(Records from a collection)

- - - - - - -

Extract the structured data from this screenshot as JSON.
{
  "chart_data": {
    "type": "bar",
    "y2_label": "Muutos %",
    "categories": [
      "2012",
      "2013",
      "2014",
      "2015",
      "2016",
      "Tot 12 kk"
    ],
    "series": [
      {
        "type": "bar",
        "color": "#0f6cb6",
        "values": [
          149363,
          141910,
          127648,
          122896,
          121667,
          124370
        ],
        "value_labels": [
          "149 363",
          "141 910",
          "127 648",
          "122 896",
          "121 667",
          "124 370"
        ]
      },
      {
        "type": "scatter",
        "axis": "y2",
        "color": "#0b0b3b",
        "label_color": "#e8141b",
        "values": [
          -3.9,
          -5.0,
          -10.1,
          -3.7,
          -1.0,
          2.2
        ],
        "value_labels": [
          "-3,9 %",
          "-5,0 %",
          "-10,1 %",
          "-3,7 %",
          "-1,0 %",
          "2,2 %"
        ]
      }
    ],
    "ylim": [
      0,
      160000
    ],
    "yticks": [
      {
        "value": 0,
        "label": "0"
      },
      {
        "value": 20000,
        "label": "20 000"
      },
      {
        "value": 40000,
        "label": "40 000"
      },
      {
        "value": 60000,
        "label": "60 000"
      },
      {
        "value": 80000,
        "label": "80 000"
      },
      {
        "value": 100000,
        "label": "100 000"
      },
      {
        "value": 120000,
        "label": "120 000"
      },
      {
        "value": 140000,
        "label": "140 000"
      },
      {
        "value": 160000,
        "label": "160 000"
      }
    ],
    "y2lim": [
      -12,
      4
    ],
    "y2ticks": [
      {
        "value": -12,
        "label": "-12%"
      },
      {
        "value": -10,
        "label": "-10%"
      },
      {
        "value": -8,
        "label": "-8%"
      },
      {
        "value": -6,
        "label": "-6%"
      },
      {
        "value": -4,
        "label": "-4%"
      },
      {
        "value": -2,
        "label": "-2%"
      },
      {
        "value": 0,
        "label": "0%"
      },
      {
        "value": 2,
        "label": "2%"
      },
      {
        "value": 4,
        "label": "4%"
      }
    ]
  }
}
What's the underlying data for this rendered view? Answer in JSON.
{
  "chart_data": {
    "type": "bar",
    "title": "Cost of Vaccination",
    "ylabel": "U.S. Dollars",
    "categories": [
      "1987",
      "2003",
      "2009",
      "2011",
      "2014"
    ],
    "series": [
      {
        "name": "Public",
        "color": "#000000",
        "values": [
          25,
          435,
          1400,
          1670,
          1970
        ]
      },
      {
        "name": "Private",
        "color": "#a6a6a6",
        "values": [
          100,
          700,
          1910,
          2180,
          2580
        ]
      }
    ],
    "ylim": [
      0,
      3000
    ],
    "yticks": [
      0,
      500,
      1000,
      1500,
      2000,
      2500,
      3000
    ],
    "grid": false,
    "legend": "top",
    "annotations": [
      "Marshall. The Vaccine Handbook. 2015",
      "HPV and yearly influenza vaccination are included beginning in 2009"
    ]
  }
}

- - - - - - -

*Set exercise*: Nothing should be left out: repeat all of the data exactly.

*Written solution*:
Extract the structured data from this screenshot as JSON.
{
  "chart_data": {
    "type": "bar",
    "y2_label": "Muutos %",
    "categories": [
      "2012",
      "2013",
      "2014",
      "2015",
      "2016",
      "Tot 12 kk"
    ],
    "series": [
      {
        "type": "bar",
        "color": "#0f6cb6",
        "values": [
          149363,
          141910,
          127648,
          122896,
          121667,
          124370
        ],
        "value_labels": [
          "149 363",
          "141 910",
          "127 648",
          "122 896",
          "121 667",
          "124 370"
        ]
      },
      {
        "type": "scatter",
        "axis": "y2",
        "color": "#0b0b3b",
        "label_color": "#e8141b",
        "values": [
          -3.9,
          -5.0,
          -10.1,
          -3.7,
          -1.0,
          2.2
        ],
        "value_labels": [
          "-3,9 %",
          "-5,0 %",
          "-10,1 %",
          "-3,7 %",
          "-1,0 %",
          "2,2 %"
        ]
      }
    ],
    "ylim": [
      0,
      160000
    ],
    "yticks": [
      {
        "value": 0,
        "label": "0"
      },
      {
        "value": 20000,
        "label": "20 000"
      },
      {
        "value": 40000,
        "label": "40 000"
      },
      {
        "value": 60000,
        "label": "60 000"
      },
      {
        "value": 80000,
        "label": "80 000"
      },
      {
        "value": 100000,
        "label": "100 000"
      },
      {
        "value": 120000,
        "label": "120 000"
      },
      {
        "value": 140000,
        "label": "140 000"
      },
      {
        "value": 160000,
        "label": "160 000"
      }
    ],
    "y2lim": [
      -12,
      4
    ],
    "y2ticks": [
      {
        "value": -12,
        "label": "-12%"
      },
      {
        "value": -10,
        "label": "-10%"
      },
      {
        "value": -8,
        "label": "-8%"
      },
      {
        "value": -6,
        "label": "-6%"
      },
      {
        "value": -4,
        "label": "-4%"
      },
      {
        "value": -2,
        "label": "-2%"
      },
      {
        "value": 0,
        "label": "0%"
      },
      {
        "value": 2,
        "label": "2%"
      },
      {
        "value": 4,
        "label": "4%"
      }
    ]
  }
}
What's the underlying data for this rendered view? Answer in JSON.
{
  "chart_data": {
    "type": "bar",
    "title": "Cost of Vaccination",
    "ylabel": "U.S. Dollars",
    "categories": [
      "1987",
      "2003",
      "2009",
      "2011",
      "2014"
    ],
    "series": [
      {
        "name": "Public",
        "color": "#000000",
        "values": [
          25,
          435,
          1400,
          1670,
          1970
        ]
      },
      {
        "name": "Private",
        "color": "#a6a6a6",
        "values": [
          100,
          700,
          1910,
          2180,
          2580
        ]
      }
    ],
    "ylim": [
      0,
      3000
    ],
    "yticks": [
      0,
      500,
      1000,
      1500,
      2000,
      2500,
      3000
    ],
    "grid": false,
    "legend": "top",
    "annotations": [
      "Marshall. The Vaccine Handbook. 2015",
      "HPV and yearly influenza vaccination are included beginning in 2009"
    ]
  }
}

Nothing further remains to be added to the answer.